WRITTEN PROBLEM :: Reproduce every line in the listing that contains the word "Education".

RECORDS SHOWN ::

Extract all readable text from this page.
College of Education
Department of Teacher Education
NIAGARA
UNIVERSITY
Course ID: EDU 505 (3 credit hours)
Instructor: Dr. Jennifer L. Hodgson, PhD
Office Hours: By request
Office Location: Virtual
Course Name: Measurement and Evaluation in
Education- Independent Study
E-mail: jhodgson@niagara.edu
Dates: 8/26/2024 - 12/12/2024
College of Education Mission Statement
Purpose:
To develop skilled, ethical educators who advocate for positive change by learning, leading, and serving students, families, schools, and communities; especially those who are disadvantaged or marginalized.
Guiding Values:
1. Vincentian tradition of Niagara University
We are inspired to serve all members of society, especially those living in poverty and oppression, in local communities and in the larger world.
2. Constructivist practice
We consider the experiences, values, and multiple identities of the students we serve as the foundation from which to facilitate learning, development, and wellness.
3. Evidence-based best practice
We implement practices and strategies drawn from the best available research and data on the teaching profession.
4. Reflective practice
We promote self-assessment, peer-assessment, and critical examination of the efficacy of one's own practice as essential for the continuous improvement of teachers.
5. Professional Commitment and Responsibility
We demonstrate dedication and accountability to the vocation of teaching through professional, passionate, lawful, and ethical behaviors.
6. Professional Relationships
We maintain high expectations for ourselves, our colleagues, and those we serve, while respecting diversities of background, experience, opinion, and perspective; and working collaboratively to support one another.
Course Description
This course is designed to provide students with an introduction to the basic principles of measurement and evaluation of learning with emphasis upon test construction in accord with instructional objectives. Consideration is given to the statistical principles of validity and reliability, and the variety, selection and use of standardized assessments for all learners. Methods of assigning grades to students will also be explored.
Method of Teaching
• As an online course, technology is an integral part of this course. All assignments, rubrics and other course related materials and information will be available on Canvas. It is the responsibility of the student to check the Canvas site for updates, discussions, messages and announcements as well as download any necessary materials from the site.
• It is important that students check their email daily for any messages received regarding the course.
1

TASK RESPONSE ::
College of Education
Department of Teacher Education
Education- Independent Study
College of Education Mission Statement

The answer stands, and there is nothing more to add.